[Extracted records]
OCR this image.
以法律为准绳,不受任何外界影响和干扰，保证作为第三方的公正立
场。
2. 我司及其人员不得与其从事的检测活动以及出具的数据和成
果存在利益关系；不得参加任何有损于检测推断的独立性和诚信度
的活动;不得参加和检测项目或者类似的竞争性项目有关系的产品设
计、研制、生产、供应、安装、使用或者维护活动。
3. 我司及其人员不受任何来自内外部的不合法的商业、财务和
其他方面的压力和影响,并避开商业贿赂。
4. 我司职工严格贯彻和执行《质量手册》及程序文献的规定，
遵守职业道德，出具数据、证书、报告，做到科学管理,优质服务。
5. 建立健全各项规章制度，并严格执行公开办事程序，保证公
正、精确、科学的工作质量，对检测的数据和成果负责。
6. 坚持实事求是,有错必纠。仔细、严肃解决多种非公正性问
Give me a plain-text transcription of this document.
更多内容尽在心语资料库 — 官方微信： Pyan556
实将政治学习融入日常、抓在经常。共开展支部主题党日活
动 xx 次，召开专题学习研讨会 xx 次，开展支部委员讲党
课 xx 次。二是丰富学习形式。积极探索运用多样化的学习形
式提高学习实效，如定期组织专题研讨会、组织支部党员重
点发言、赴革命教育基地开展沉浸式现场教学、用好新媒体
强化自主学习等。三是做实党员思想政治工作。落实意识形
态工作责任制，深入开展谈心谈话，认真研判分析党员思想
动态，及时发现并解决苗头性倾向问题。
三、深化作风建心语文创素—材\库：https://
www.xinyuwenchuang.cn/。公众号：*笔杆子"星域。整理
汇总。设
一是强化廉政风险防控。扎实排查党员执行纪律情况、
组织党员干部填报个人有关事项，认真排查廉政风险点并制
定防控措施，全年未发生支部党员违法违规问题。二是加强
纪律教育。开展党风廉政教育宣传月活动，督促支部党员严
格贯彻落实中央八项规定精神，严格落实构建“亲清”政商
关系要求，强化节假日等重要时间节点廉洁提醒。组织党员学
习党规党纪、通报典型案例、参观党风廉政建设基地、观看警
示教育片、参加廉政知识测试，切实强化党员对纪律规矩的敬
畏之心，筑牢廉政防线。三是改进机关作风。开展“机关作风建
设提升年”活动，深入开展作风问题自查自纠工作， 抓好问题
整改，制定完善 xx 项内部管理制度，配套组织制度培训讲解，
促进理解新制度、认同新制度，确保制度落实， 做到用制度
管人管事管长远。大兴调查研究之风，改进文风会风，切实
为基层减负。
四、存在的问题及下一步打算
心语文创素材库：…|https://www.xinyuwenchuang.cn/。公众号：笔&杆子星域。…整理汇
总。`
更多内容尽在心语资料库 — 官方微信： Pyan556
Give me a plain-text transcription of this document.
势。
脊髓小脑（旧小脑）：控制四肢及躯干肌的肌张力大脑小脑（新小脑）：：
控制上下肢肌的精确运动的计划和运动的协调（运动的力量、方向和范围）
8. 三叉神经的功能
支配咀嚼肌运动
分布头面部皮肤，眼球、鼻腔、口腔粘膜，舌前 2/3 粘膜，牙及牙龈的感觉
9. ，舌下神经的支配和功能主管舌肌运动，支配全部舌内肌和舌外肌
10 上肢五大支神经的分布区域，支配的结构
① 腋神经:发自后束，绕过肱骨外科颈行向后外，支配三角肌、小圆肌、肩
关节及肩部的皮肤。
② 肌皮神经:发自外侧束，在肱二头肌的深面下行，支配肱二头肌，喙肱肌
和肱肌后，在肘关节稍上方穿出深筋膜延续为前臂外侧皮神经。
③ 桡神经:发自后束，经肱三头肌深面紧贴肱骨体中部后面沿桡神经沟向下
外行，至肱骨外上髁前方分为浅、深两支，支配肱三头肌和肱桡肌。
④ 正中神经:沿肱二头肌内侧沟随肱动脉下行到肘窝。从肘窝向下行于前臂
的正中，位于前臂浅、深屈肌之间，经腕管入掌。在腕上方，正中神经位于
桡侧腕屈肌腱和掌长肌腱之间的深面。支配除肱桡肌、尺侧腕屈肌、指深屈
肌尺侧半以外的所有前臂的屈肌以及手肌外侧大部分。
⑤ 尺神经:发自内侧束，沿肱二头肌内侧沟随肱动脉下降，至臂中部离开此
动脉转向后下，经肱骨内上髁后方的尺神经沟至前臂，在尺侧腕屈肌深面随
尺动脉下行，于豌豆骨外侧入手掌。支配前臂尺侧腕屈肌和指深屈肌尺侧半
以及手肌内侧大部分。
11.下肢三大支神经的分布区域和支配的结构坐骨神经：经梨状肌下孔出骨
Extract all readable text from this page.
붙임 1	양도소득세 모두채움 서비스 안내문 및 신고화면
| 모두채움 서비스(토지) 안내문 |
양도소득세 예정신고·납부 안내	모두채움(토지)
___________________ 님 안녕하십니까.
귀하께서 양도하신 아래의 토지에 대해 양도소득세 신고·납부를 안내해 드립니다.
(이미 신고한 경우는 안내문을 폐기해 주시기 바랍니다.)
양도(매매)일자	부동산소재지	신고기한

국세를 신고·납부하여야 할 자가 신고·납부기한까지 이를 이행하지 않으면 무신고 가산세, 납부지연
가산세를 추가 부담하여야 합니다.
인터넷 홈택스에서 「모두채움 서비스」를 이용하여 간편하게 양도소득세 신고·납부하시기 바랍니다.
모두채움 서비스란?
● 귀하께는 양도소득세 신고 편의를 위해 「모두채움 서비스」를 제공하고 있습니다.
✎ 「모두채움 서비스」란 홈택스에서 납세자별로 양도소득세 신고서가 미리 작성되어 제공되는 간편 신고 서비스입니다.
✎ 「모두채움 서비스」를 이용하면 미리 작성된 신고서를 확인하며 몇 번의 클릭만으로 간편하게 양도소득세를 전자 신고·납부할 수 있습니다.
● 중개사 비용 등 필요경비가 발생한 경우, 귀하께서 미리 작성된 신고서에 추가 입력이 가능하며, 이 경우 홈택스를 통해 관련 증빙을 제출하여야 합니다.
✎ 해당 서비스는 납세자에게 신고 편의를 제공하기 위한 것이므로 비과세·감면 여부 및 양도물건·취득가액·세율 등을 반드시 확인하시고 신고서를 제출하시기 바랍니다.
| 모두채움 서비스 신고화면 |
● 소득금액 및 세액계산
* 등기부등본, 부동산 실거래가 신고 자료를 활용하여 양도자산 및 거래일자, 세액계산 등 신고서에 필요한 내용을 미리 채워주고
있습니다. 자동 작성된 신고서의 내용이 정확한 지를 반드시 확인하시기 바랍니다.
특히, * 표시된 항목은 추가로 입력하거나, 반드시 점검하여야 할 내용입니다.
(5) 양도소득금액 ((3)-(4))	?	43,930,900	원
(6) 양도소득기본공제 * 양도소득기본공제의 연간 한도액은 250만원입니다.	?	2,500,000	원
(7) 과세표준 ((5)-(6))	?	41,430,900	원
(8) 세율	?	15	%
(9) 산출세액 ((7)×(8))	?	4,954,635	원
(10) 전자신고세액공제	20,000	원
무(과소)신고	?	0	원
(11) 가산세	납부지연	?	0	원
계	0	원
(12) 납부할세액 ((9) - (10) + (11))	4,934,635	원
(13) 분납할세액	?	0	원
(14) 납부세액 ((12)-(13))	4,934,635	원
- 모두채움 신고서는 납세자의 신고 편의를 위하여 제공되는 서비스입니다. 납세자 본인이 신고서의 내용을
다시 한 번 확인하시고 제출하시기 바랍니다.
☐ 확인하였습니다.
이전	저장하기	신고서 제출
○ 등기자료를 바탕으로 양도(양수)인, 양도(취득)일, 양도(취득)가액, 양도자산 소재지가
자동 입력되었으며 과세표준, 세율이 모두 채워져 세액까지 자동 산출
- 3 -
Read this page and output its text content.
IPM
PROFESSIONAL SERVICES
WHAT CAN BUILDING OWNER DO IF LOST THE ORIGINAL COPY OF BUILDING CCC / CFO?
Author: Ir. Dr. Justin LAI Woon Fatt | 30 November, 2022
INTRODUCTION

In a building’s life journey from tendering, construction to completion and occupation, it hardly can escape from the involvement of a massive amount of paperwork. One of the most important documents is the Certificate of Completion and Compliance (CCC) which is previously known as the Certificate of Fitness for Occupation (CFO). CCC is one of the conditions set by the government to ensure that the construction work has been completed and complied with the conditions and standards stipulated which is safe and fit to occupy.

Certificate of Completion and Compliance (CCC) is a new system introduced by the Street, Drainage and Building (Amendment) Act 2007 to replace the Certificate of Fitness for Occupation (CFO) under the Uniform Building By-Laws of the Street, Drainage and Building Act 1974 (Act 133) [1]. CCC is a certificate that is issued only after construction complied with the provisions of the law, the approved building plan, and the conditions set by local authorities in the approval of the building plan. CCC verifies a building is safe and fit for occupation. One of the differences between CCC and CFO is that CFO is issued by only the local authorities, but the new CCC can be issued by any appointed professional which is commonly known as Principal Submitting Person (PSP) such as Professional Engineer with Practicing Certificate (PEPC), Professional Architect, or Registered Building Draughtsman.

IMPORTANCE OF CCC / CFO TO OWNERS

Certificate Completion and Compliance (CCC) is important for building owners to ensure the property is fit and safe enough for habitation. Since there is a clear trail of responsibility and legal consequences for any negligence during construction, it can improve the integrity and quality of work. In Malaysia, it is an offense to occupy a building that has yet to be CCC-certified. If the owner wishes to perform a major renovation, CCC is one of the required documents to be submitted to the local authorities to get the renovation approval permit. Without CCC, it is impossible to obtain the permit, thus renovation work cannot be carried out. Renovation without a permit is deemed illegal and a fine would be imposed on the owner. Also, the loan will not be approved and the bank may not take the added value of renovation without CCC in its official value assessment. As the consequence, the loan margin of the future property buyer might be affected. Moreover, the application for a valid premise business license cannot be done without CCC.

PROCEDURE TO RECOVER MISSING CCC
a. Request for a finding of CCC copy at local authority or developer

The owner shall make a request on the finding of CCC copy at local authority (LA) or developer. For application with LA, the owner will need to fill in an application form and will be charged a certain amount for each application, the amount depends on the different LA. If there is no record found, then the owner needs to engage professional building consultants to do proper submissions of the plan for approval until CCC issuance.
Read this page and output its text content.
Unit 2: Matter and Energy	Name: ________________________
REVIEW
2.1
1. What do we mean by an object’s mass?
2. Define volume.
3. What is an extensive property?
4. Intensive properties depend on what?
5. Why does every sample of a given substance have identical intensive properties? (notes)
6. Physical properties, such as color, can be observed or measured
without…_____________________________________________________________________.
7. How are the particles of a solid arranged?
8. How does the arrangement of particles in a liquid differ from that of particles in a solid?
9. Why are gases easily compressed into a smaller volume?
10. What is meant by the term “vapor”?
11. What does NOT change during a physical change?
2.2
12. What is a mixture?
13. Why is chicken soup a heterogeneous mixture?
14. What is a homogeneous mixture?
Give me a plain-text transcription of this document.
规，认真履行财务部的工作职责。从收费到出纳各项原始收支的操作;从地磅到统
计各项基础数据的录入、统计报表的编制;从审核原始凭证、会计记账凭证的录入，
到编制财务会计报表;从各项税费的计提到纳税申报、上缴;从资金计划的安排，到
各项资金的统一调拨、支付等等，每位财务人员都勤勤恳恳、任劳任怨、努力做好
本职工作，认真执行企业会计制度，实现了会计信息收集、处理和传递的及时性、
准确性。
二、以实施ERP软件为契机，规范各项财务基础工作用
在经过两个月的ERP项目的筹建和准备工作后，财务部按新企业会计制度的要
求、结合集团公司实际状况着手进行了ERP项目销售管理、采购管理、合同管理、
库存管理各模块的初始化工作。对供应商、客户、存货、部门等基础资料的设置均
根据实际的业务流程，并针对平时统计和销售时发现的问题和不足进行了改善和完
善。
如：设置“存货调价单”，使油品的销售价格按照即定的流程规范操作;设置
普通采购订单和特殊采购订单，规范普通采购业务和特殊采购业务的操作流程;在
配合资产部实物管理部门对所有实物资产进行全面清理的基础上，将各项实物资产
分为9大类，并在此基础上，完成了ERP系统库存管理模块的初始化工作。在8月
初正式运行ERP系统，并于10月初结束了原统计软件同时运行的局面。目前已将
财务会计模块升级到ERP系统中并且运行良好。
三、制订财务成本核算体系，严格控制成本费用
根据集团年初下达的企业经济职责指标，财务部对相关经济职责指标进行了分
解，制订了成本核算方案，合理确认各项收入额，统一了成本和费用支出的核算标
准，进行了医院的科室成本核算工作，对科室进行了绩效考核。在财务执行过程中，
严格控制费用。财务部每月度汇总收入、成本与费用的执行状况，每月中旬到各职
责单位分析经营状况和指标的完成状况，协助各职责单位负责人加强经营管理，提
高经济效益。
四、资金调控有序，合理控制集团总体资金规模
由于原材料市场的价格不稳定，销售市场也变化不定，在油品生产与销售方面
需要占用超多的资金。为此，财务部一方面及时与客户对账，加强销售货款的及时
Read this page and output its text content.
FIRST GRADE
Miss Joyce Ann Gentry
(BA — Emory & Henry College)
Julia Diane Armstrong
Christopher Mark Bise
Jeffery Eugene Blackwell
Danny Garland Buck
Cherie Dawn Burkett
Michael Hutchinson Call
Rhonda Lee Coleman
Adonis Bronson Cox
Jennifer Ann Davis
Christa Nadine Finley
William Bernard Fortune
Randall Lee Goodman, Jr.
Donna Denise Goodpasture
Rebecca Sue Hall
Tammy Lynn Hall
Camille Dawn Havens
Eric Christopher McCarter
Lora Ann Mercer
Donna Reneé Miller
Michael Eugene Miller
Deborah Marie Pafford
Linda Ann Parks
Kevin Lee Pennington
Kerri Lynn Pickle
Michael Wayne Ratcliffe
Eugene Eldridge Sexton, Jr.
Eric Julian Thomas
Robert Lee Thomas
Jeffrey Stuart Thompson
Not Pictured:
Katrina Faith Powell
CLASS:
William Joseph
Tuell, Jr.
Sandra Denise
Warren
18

◆ **What is required**:
Identify each line containing the string "신고서에" and copy it out.

◆ **Full output**:
● 중개사 비용 등 필요경비가 발생한 경우, 귀하께서 미리 작성된 신고서에 추가 입력이 가능하며, 이 경우 홈택스를 통해 관련 증빙을 제출하여야 합니다.
* 등기부등본, 부동산 실거래가 신고 자료를 활용하여 양도자산 및 거래일자, 세액계산 등 신고서에 필요한 내용을 미리 채워주고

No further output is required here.